Stored data entries

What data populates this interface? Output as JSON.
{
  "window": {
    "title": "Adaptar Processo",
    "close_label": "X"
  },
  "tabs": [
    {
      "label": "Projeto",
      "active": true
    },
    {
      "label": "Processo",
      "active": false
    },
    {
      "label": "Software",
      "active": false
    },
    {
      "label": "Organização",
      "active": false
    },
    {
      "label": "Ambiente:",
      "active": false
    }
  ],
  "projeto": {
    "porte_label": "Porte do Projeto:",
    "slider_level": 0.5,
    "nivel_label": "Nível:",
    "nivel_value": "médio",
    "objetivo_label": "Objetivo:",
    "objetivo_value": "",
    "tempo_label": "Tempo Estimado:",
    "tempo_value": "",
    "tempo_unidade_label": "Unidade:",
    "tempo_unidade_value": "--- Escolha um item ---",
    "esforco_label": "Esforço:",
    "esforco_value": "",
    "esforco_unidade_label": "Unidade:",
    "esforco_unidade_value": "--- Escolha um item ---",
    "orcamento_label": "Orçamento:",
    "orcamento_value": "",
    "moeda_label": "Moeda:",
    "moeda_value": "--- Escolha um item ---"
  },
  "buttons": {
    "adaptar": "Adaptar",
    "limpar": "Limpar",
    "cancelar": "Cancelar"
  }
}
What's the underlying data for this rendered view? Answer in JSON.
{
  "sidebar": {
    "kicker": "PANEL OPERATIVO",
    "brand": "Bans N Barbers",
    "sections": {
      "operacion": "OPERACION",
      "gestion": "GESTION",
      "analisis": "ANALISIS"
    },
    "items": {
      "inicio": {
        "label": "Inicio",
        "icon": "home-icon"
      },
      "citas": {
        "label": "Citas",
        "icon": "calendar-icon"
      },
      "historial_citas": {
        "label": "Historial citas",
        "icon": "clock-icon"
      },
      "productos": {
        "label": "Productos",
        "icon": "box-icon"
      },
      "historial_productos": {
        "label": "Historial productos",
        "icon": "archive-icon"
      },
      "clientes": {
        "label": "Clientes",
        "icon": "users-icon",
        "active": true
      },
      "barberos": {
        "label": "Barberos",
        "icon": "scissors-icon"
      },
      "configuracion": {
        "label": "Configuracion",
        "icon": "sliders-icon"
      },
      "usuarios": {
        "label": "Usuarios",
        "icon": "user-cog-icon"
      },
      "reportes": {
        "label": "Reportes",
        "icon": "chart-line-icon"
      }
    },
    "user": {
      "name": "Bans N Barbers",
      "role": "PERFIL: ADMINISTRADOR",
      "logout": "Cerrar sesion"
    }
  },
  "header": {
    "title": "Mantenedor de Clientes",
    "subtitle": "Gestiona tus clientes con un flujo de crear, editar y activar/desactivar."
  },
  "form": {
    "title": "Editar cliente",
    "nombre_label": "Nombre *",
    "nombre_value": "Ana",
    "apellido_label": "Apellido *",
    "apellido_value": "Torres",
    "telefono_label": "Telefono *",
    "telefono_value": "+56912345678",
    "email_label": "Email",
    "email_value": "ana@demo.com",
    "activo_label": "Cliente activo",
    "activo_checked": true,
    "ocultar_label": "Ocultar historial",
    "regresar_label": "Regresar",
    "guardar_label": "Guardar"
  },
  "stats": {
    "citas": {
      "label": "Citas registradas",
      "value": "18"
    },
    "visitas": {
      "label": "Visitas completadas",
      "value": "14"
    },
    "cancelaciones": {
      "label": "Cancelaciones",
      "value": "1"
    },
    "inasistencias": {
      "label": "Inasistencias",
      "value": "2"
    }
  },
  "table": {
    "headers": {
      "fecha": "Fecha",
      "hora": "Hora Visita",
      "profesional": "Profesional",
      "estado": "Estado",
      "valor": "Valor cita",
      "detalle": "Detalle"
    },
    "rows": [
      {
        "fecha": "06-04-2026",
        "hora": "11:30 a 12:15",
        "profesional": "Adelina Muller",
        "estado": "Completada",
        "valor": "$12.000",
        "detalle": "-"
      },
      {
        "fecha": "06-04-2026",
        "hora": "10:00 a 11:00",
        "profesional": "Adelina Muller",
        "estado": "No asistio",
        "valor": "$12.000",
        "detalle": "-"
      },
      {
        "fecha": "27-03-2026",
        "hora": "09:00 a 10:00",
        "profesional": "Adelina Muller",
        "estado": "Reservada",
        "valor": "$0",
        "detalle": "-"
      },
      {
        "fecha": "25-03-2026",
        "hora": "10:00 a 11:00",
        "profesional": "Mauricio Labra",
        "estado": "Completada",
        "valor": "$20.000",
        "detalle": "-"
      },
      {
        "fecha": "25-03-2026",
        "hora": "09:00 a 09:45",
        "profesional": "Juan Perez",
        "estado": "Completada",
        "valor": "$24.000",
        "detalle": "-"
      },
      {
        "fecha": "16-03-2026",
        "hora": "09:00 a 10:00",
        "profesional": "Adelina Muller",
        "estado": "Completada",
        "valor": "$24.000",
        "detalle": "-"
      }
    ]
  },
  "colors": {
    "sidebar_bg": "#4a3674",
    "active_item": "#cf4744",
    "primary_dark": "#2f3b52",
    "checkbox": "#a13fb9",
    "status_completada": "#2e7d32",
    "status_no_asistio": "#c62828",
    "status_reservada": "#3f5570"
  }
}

Brief:
Write out every line exactly as it stands.

Answer to the problem:
What data populates this interface? Output as JSON.
{
  "window": {
    "title": "Adaptar Processo",
    "close_label": "X"
  },
  "tabs": [
    {
      "label": "Projeto",
      "active": true
    },
    {
      "label": "Processo",
      "active": false
    },
    {
      "label": "Software",
      "active": false
    },
    {
      "label": "Organização",
      "active": false
    },
    {
      "label": "Ambiente:",
      "active": false
    }
  ],
  "projeto": {
    "porte_label": "Porte do Projeto:",
    "slider_level": 0.5,
    "nivel_label": "Nível:",
    "nivel_value": "médio",
    "objetivo_label": "Objetivo:",
    "objetivo_value": "",
    "tempo_label": "Tempo Estimado:",
    "tempo_value": "",
    "tempo_unidade_label": "Unidade:",
    "tempo_unidade_value": "--- Escolha um item ---",
    "esforco_label": "Esforço:",
    "esforco_value": "",
    "esforco_unidade_label": "Unidade:",
    "esforco_unidade_value": "--- Escolha um item ---",
    "orcamento_label": "Orçamento:",
    "orcamento_value": "",
    "moeda_label": "Moeda:",
    "moeda_value": "--- Escolha um item ---"
  },
  "buttons": {
    "adaptar": "Adaptar",
    "limpar": "Limpar",
    "cancelar": "Cancelar"
  }
}
What's the underlying data for this rendered view? Answer in JSON.
{
  "sidebar": {
    "kicker": "PANEL OPERATIVO",
    "brand": "Bans N Barbers",
    "sections": {
      "operacion": "OPERACION",
      "gestion": "GESTION",
      "analisis": "ANALISIS"
    },
    "items": {
      "inicio": {
        "label": "Inicio",
        "icon": "home-icon"
      },
      "citas": {
        "label": "Citas",
        "icon": "calendar-icon"
      },
      "historial_citas": {
        "label": "Historial citas",
        "icon": "clock-icon"
      },
      "productos": {
        "label": "Productos",
        "icon": "box-icon"
      },
      "historial_productos": {
        "label": "Historial productos",
        "icon": "archive-icon"
      },
      "clientes": {
        "label": "Clientes",
        "icon": "users-icon",
        "active": true
      },
      "barberos": {
        "label": "Barberos",
        "icon": "scissors-icon"
      },
      "configuracion": {
        "label": "Configuracion",
        "icon": "sliders-icon"
      },
      "usuarios": {
        "label": "Usuarios",
        "icon": "user-cog-icon"
      },
      "reportes": {
        "label": "Reportes",
        "icon": "chart-line-icon"
      }
    },
    "user": {
      "name": "Bans N Barbers",
      "role": "PERFIL: ADMINISTRADOR",
      "logout": "Cerrar sesion"
    }
  },
  "header": {
    "title": "Mantenedor de Clientes",
    "subtitle": "Gestiona tus clientes con un flujo de crear, editar y activar/desactivar."
  },
  "form": {
    "title": "Editar cliente",
    "nombre_label": "Nombre *",
    "nombre_value": "Ana",
    "apellido_label": "Apellido *",
    "apellido_value": "Torres",
    "telefono_label": "Telefono *",
    "telefono_value": "+56912345678",
    "email_label": "Email",
    "email_value": "ana@demo.com",
    "activo_label": "Cliente activo",
    "activo_checked": true,
    "ocultar_label": "Ocultar historial",
    "regresar_label": "Regresar",
    "guardar_label": "Guardar"
  },
  "stats": {
    "citas": {
      "label": "Citas registradas",
      "value": "18"
    },
    "visitas": {
      "label": "Visitas completadas",
      "value": "14"
    },
    "cancelaciones": {
      "label": "Cancelaciones",
      "value": "1"
    },
    "inasistencias": {
      "label": "Inasistencias",
      "value": "2"
    }
  },
  "table": {
    "headers": {
      "fecha": "Fecha",
      "hora": "Hora Visita",
      "profesional": "Profesional",
      "estado": "Estado",
      "valor": "Valor cita",
      "detalle": "Detalle"
    },
    "rows": [
      {
        "fecha": "06-04-2026",
        "hora": "11:30 a 12:15",
        "profesional": "Adelina Muller",
        "estado": "Completada",
        "valor": "$12.000",
        "detalle": "-"
      },
      {
        "fecha": "06-04-2026",
        "hora": "10:00 a 11:00",
        "profesional": "Adelina Muller",
        "estado": "No asistio",
        "valor": "$12.000",
        "detalle": "-"
      },
      {
        "fecha": "27-03-2026",
        "hora": "09:00 a 10:00",
        "profesional": "Adelina Muller",
        "estado": "Reservada",
        "valor": "$0",
        "detalle": "-"
      },
      {
        "fecha": "25-03-2026",
        "hora": "10:00 a 11:00",
        "profesional": "Mauricio Labra",
        "estado": "Completada",
        "valor": "$20.000",
        "detalle": "-"
      },
      {
        "fecha": "25-03-2026",
        "hora": "09:00 a 09:45",
        "profesional": "Juan Perez",
        "estado": "Completada",
        "valor": "$24.000",
        "detalle": "-"
      },
      {
        "fecha": "16-03-2026",
        "hora": "09:00 a 10:00",
        "profesional": "Adelina Muller",
        "estado": "Completada",
        "valor": "$24.000",
        "detalle": "-"
      }
    ]
  },
  "colors": {
    "sidebar_bg": "#4a3674",
    "active_item": "#cf4744",
    "primary_dark": "#2f3b52",
    "checkbox": "#a13fb9",
    "status_completada": "#2e7d32",
    "status_no_asistio": "#c62828",
    "status_reservada": "#3f5570"
  }
}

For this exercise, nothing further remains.